*Problem description*.
Repeat each record exactly as written, and drop any images.

(Data entries)
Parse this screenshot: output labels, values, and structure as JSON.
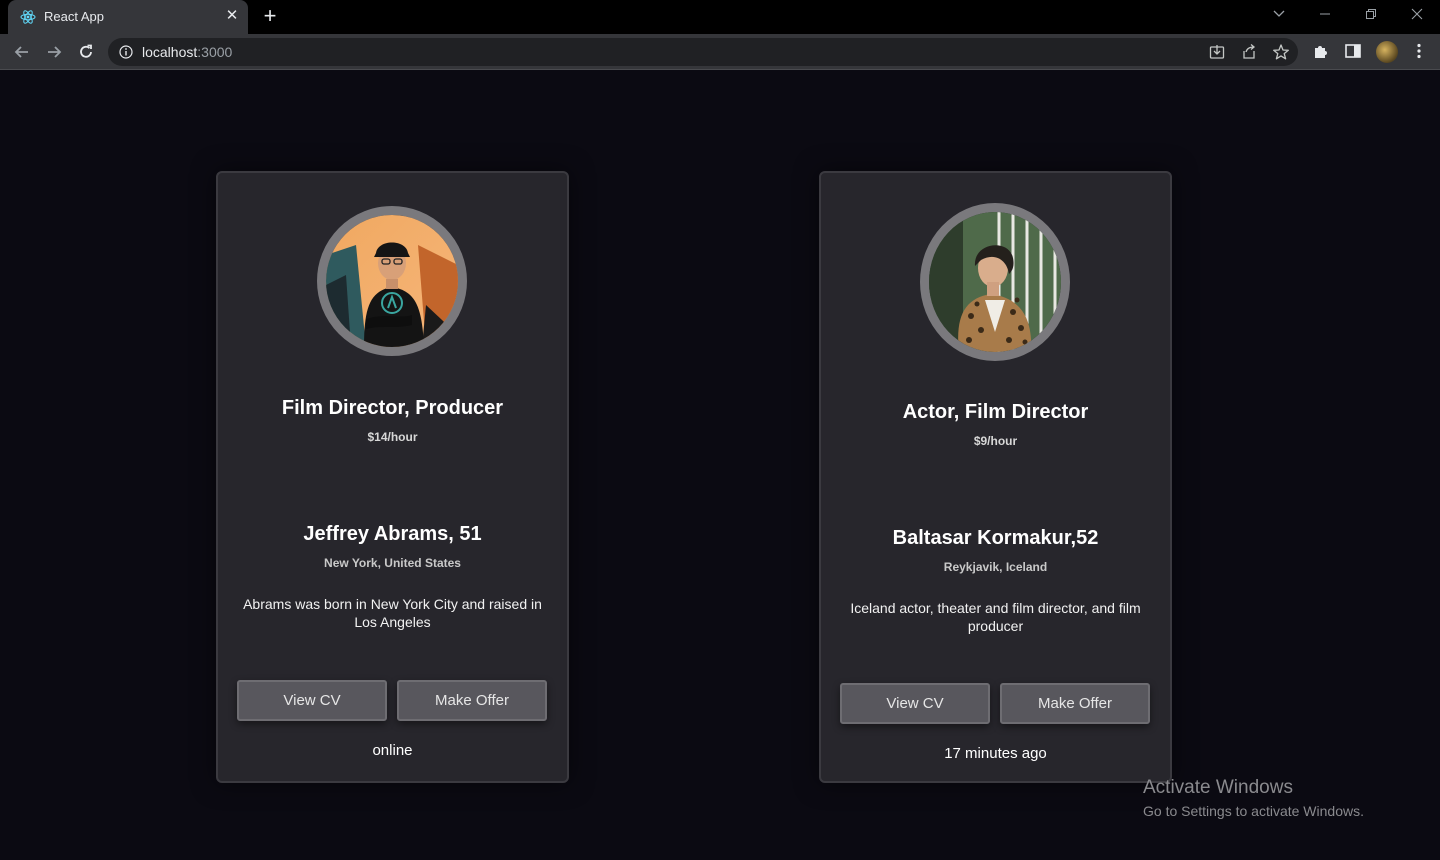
{
  "browser": {
    "tab_title": "React App",
    "url_host": "localhost",
    "url_port": ":3000"
  },
  "cards": [
    {
      "role": "Film Director, Producer",
      "rate": "$14/hour",
      "name": "Jeffrey Abrams, 51",
      "location": "New York, United States",
      "bio": "Abrams was born in New York City and raised in Los Angeles",
      "view_cv_label": "View CV",
      "make_offer_label": "Make Offer",
      "status": "online"
    },
    {
      "role": "Actor, Film Director",
      "rate": "$9/hour",
      "name": "Baltasar Kormakur,52",
      "location": "Reykjavik, Iceland",
      "bio": "Iceland actor, theater and film director, and film producer",
      "view_cv_label": "View CV",
      "make_offer_label": "Make Offer",
      "status": "17 minutes ago"
    }
  ],
  "watermark": {
    "line1": "Activate Windows",
    "line2": "Go to Settings to activate Windows."
  },
  "icons": {
    "tab_favicon": "react-icon",
    "nav": [
      "back-arrow-icon",
      "forward-arrow-icon",
      "reload-icon"
    ],
    "omnibox": [
      "info-icon",
      "install-app-icon",
      "share-icon",
      "bookmark-star-icon"
    ],
    "toolbar": [
      "extensions-puzzle-icon",
      "side-panel-icon",
      "profile-avatar",
      "menu-kebab-icon"
    ]
  },
  "colors": {
    "page_bg": "#0b0a12",
    "card_bg": "#27262c",
    "button_bg": "#58575d",
    "photo_ring": "#7a797d"
  }
}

*Task response*.
Parse this screenshot: output labels, values, and structure as JSON.
{
  "browser": {
    "tab_title": "React App",
    "url_host": "localhost",
    "url_port": ":3000"
  },
  "cards": [
    {
      "role": "Film Director, Producer",
      "rate": "$14/hour",
      "name": "Jeffrey Abrams, 51",
      "location": "New York, United States",
      "bio": "Abrams was born in New York City and raised in Los Angeles",
      "view_cv_label": "View CV",
      "make_offer_label": "Make Offer",
      "status": "online"
    },
    {
      "role": "Actor, Film Director",
      "rate": "$9/hour",
      "name": "Baltasar Kormakur,52",
      "location": "Reykjavik, Iceland",
      "bio": "Iceland actor, theater and film director, and film producer",
      "view_cv_label": "View CV",
      "make_offer_label": "Make Offer",
      "status": "17 minutes ago"
    }
  ],
  "watermark": {
    "line1": "Activate Windows",
    "line2": "Go to Settings to activate Windows."
  },
  "icons": {
    "tab_favicon": "react-icon",
    "nav": [
      "back-arrow-icon",
      "forward-arrow-icon",
      "reload-icon"
    ],
    "omnibox": [
      "info-icon",
      "install-app-icon",
      "share-icon",
      "bookmark-star-icon"
    ],
    "toolbar": [
      "extensions-puzzle-icon",
      "side-panel-icon",
      "profile-avatar",
      "menu-kebab-icon"
    ]
  },
  "colors": {
    "page_bg": "#0b0a12",
    "card_bg": "#27262c",
    "button_bg": "#58575d",
    "photo_ring": "#7a797d"
  }
}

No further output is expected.